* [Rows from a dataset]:
------------------------------------------------

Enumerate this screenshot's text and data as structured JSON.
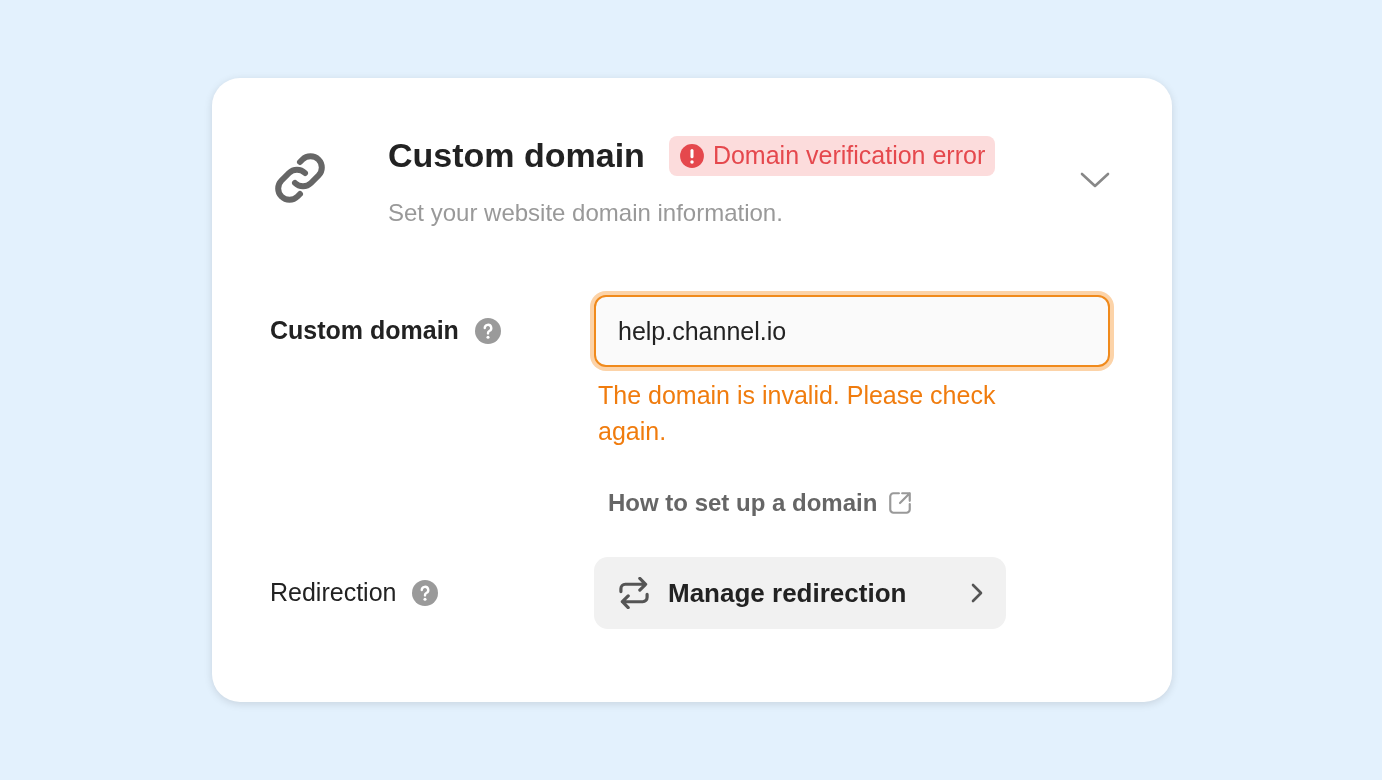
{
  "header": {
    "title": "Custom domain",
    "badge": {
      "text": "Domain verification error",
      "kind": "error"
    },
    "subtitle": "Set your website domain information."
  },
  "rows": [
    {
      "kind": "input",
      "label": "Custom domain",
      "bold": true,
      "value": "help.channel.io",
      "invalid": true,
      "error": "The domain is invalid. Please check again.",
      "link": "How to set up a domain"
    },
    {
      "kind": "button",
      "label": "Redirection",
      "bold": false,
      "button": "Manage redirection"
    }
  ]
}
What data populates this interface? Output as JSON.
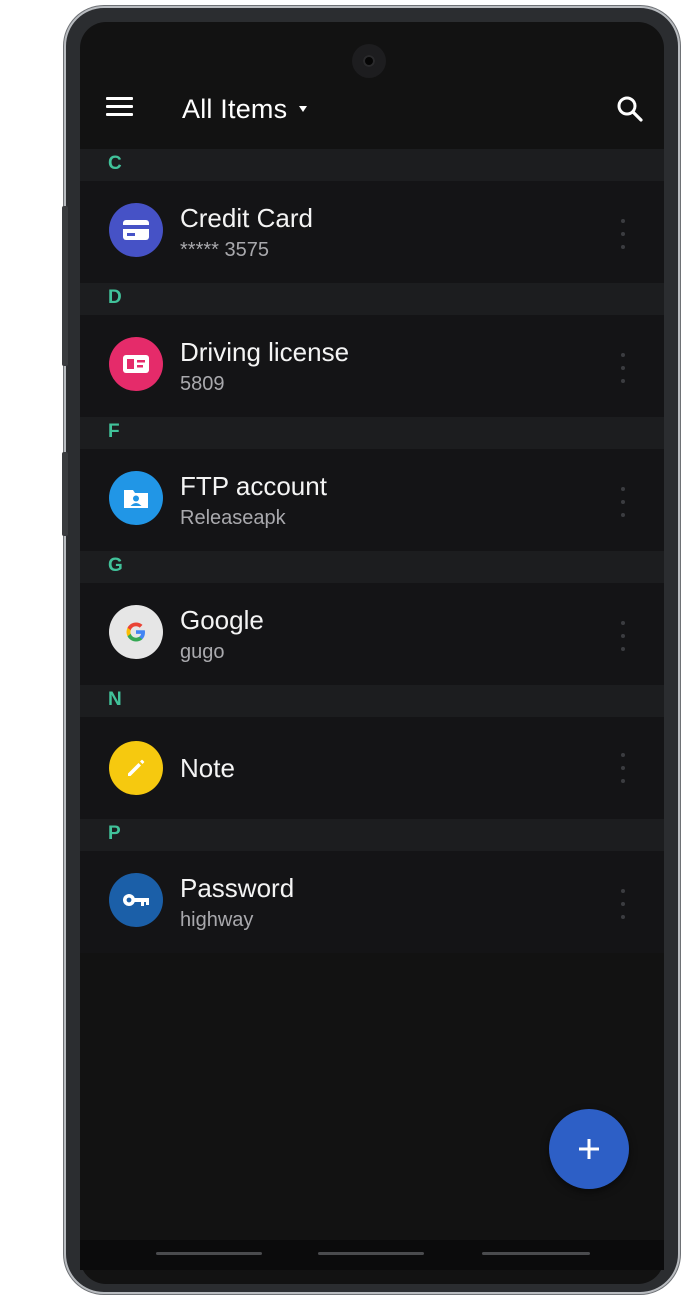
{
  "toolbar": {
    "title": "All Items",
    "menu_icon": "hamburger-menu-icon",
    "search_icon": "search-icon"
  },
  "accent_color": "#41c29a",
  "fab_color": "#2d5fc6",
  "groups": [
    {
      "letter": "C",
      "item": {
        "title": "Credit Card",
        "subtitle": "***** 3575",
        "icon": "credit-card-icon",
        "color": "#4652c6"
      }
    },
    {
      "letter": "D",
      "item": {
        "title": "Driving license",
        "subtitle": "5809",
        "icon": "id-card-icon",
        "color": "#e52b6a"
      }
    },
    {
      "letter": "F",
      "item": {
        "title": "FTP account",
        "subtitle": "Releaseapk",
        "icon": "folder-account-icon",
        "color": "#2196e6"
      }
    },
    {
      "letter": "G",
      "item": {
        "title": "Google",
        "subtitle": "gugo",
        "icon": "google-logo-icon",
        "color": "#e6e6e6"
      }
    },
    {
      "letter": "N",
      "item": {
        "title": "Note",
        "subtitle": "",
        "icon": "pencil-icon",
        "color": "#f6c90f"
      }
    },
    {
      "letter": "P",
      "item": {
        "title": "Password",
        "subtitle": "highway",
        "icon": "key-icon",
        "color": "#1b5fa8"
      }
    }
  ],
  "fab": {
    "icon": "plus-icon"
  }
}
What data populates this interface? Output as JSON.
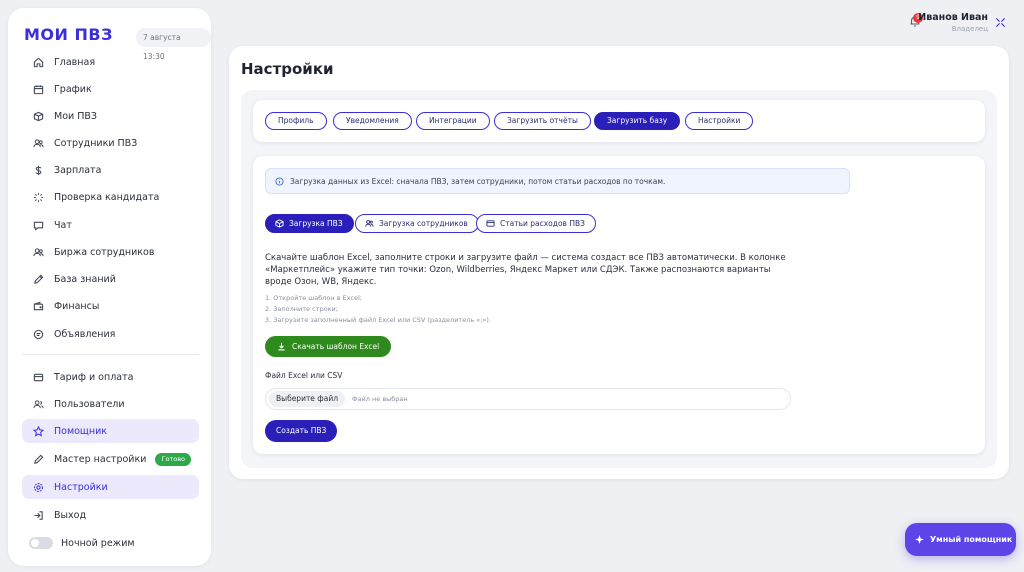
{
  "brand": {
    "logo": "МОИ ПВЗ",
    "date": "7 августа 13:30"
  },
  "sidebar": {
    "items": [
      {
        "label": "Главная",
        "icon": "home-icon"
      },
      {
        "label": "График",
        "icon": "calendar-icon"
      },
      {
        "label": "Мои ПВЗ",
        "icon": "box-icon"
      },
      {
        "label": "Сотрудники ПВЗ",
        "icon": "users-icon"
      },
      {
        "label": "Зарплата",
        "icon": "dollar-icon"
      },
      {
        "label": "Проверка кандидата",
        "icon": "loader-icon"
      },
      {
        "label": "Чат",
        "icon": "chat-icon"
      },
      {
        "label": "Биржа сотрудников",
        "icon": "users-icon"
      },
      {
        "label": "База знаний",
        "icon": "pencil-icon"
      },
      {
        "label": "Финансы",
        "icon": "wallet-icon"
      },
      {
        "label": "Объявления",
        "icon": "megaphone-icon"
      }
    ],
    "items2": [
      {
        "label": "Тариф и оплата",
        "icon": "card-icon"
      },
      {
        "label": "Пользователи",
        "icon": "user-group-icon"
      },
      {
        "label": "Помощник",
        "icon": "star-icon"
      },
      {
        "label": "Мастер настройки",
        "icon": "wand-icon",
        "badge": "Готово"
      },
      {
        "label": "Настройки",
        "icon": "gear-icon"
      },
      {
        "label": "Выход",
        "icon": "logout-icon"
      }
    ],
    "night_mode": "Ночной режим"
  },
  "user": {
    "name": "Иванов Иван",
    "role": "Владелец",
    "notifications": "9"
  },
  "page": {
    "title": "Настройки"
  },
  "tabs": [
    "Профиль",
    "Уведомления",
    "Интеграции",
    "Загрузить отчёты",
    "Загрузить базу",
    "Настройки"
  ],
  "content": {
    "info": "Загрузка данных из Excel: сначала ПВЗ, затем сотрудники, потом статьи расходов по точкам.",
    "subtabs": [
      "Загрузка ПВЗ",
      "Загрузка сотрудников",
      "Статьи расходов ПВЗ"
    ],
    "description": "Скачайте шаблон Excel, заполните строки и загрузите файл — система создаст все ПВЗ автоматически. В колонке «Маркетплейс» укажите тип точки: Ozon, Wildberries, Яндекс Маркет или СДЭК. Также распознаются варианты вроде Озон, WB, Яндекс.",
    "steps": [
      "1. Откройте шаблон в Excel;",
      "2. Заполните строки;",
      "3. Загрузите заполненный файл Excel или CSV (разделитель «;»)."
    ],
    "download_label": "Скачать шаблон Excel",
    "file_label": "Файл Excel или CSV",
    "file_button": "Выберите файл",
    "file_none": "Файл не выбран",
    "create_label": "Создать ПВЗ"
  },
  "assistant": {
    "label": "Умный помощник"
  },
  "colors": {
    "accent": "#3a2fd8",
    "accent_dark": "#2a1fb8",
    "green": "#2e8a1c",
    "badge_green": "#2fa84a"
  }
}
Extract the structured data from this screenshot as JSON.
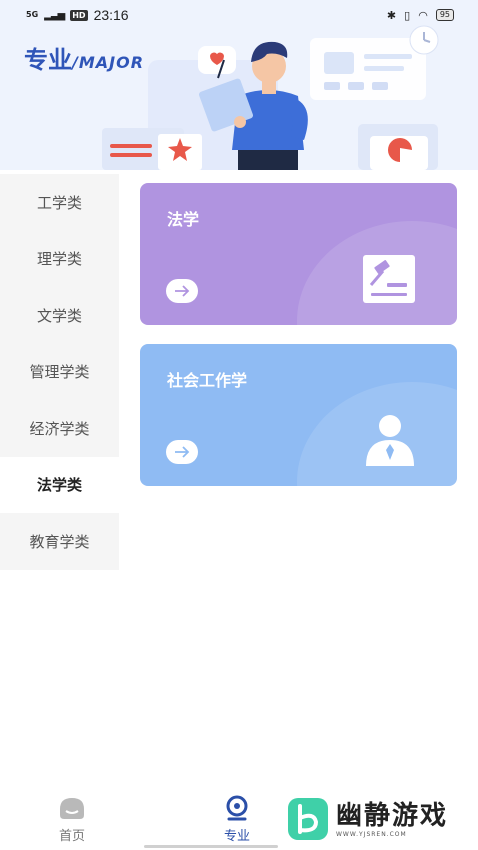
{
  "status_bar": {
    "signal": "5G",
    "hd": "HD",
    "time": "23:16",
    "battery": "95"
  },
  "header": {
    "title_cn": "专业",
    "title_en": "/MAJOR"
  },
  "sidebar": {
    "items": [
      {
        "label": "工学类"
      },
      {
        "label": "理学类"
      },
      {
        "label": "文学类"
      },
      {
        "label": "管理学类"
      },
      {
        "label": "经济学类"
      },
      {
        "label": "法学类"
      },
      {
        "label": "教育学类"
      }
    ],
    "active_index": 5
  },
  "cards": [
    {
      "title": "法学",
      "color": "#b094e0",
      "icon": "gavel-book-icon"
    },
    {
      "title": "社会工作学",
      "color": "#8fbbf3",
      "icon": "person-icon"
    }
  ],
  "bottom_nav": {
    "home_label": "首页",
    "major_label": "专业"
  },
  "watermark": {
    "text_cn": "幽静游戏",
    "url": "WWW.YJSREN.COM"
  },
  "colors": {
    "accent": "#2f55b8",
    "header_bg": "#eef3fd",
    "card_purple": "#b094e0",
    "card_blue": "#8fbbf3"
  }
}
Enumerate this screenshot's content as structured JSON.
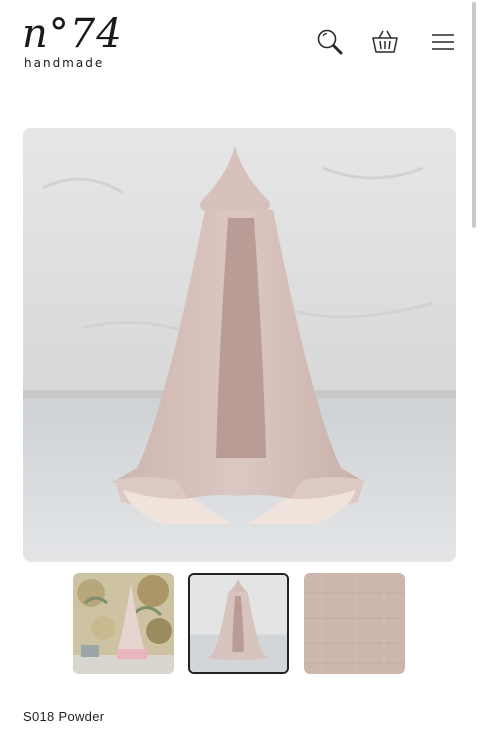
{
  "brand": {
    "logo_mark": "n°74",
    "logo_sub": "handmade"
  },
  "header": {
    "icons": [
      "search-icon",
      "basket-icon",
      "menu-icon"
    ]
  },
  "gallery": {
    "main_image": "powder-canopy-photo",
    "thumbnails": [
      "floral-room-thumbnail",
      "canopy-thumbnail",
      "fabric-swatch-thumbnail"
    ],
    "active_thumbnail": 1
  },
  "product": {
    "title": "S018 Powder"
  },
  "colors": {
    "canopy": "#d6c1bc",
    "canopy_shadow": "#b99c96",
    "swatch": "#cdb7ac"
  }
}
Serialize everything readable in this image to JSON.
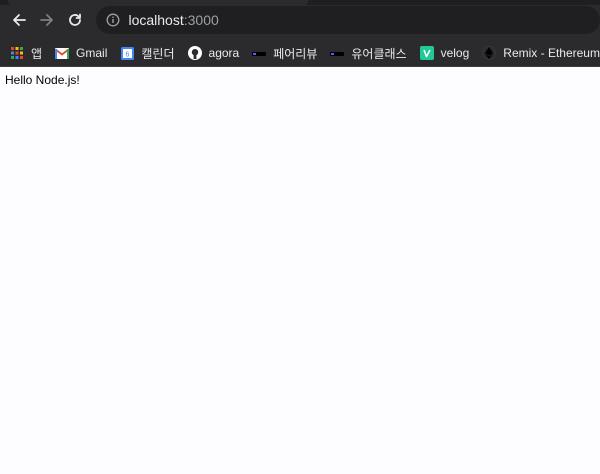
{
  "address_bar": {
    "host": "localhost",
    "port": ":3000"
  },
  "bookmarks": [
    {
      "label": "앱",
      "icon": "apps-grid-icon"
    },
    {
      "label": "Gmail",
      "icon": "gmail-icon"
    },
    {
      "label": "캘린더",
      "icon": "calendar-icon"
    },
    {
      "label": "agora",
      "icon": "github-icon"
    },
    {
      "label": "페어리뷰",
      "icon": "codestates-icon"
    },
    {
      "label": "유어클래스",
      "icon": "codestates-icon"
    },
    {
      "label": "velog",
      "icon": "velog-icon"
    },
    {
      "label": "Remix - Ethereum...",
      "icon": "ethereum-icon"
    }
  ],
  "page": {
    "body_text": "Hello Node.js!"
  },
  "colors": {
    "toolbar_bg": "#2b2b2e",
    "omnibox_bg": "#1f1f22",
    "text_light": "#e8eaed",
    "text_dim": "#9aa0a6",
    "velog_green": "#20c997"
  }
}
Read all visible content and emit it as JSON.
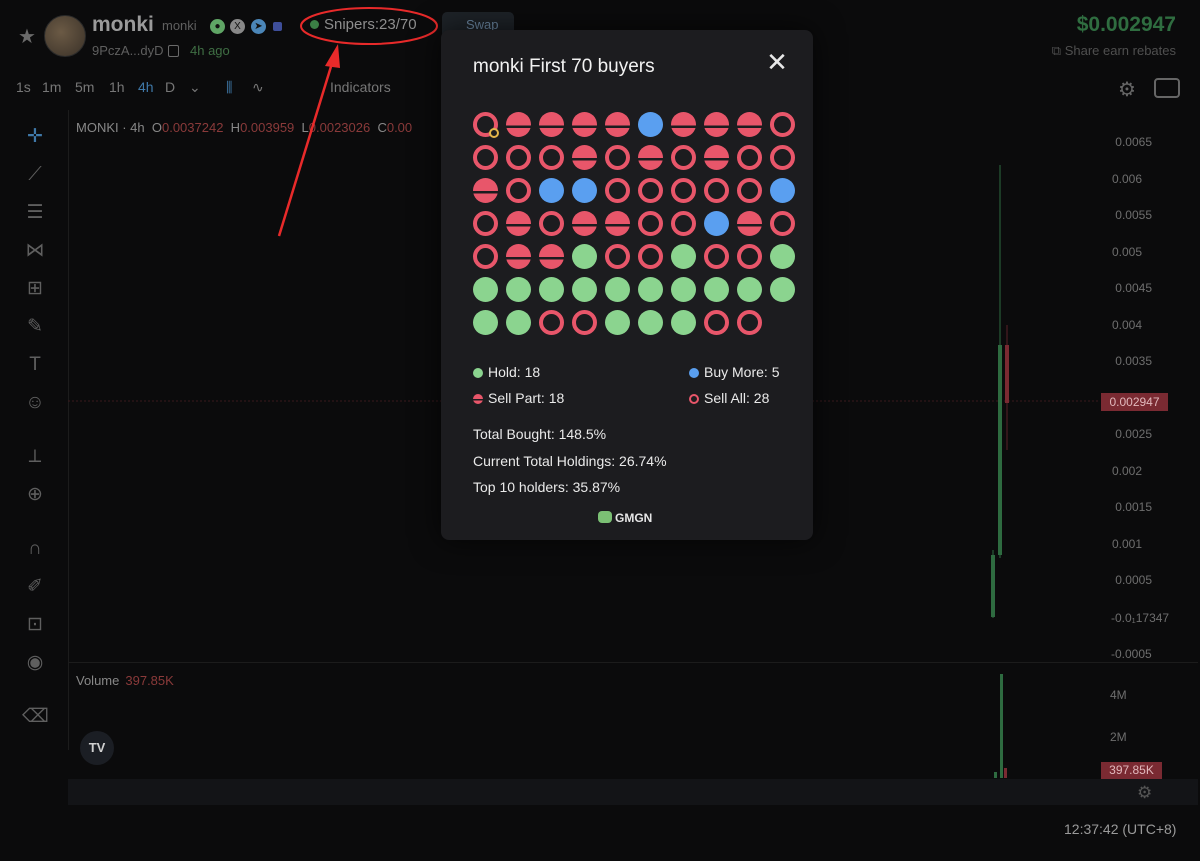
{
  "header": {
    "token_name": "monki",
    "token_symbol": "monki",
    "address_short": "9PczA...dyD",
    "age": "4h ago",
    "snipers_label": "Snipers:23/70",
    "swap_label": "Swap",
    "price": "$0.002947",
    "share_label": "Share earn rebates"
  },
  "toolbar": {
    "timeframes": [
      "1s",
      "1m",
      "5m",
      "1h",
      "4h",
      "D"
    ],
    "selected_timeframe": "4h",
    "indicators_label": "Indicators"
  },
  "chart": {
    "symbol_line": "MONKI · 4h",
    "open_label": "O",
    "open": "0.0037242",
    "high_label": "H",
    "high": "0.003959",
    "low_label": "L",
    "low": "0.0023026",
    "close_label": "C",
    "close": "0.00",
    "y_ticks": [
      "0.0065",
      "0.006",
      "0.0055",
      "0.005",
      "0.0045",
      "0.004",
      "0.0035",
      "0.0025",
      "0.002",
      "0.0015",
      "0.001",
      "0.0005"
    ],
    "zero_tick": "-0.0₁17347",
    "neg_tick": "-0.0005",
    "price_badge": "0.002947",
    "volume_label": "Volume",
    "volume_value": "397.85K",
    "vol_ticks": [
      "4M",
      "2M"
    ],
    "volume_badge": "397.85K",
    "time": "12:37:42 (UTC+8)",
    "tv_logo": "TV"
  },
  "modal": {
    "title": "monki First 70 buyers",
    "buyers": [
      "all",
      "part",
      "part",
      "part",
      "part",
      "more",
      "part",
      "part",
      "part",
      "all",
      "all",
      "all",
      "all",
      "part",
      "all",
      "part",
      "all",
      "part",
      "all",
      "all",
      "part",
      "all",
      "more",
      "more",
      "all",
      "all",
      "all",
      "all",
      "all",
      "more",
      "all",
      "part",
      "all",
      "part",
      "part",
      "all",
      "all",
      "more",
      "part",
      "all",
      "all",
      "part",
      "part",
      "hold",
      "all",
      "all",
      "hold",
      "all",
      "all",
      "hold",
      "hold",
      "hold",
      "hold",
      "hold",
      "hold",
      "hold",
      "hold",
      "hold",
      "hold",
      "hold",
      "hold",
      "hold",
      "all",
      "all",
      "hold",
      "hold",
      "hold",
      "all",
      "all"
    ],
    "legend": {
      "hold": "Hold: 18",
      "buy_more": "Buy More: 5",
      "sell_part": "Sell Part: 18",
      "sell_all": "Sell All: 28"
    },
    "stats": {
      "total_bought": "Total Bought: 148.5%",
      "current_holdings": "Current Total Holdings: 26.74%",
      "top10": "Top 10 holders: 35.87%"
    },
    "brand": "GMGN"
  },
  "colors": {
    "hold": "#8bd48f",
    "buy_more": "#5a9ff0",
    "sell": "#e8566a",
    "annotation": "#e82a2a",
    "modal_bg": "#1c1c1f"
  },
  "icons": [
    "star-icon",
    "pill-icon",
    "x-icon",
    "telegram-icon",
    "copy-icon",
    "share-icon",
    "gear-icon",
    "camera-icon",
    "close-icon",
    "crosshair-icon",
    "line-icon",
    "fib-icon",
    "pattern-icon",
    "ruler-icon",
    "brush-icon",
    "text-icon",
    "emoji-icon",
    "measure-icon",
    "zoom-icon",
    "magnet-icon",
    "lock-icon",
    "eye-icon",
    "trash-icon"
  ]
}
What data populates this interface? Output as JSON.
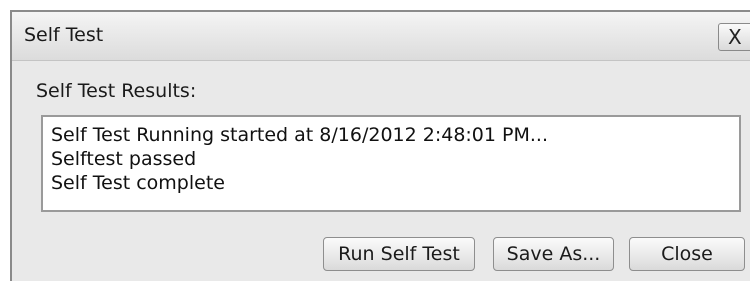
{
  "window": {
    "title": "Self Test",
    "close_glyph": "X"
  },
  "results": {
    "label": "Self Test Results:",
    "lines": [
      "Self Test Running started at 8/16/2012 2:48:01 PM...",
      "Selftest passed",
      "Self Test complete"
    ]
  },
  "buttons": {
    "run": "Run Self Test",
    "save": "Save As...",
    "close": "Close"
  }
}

------------------------------------------------

* [REQUIRED WORK]:
For the entries shown above, give the number of lines that include the word "subtitle", without any other text.

* [RESPONSE BELOW]:
7